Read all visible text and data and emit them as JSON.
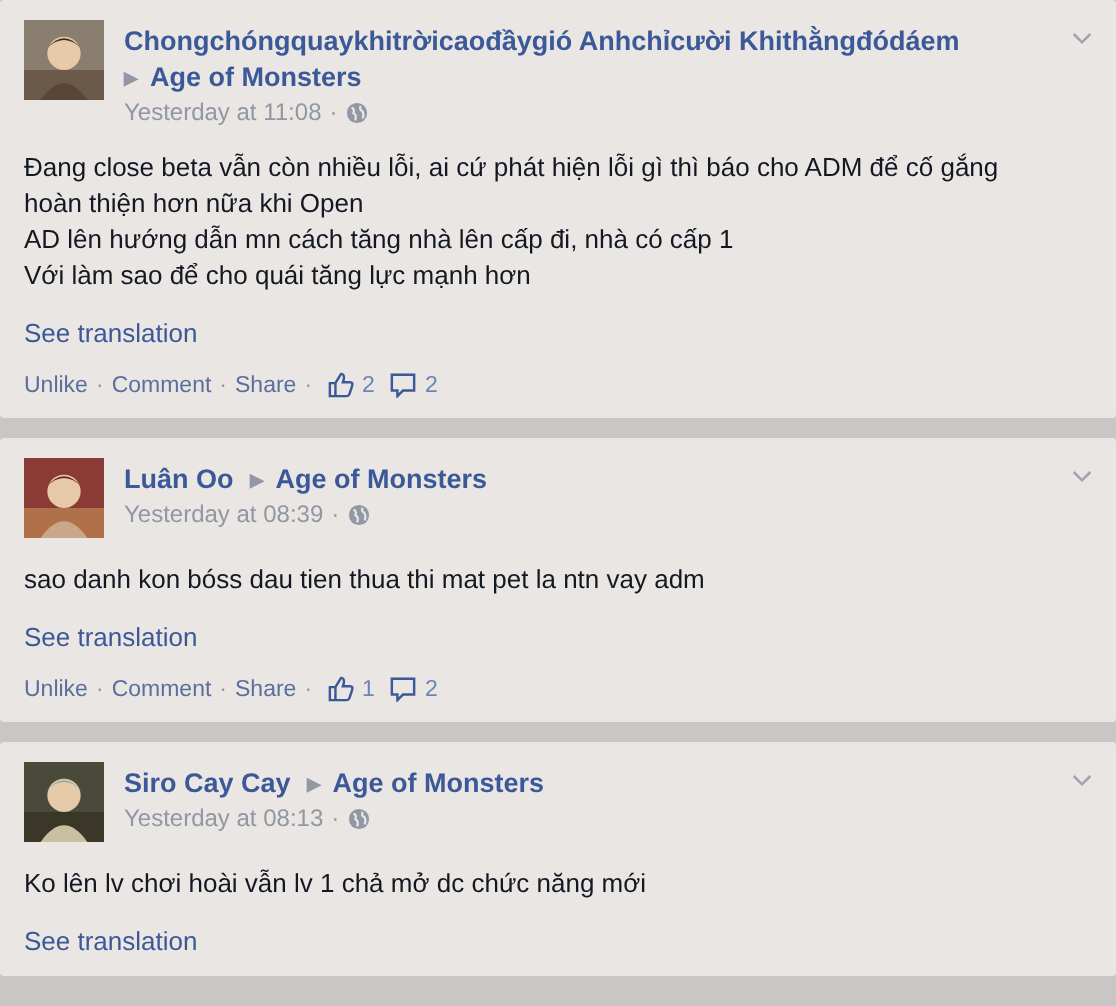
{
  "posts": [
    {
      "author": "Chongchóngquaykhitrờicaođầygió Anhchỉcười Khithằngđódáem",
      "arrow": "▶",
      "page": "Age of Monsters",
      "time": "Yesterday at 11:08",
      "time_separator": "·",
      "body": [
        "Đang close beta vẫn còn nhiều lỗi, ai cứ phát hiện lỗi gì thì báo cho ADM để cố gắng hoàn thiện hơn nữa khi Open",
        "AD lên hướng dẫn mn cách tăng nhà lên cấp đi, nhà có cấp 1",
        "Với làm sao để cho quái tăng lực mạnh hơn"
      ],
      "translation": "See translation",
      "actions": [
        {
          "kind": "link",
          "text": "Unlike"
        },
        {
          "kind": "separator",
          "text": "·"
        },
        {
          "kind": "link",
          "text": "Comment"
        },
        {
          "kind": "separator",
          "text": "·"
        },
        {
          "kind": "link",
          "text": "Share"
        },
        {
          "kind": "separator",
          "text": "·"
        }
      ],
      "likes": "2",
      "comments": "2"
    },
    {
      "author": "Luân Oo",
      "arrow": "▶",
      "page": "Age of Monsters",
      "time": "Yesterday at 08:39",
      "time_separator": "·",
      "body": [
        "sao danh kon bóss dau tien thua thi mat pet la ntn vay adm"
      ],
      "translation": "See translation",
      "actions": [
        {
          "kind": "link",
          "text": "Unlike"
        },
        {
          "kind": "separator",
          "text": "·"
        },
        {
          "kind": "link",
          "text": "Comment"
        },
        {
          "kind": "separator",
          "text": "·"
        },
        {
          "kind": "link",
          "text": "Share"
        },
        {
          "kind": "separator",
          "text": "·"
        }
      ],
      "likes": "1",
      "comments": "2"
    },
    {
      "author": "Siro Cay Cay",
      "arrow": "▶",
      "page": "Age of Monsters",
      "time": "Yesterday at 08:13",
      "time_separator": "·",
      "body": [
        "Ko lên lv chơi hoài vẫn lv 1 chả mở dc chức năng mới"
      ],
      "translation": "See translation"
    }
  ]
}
━━━━━━
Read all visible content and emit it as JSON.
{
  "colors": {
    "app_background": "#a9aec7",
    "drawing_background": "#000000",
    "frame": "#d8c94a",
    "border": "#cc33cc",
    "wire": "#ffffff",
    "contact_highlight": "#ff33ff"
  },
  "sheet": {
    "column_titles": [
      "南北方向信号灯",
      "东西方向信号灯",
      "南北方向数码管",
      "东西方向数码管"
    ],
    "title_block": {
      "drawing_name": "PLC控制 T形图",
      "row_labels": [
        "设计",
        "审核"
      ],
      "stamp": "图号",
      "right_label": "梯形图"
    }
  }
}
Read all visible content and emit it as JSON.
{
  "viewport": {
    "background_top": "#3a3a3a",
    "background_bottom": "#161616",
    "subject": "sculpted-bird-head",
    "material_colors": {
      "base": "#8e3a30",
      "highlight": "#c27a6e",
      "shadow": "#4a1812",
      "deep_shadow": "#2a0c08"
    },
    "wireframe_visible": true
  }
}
━━━━━━
▸ Direction: Pull out all lines in the data above that include "tăng".

▸ The completed task:
        "AD lên hướng dẫn mn cách tăng nhà lên cấp đi, nhà có cấp 1",
        "Với làm sao để cho quái tăng lực mạnh hơn"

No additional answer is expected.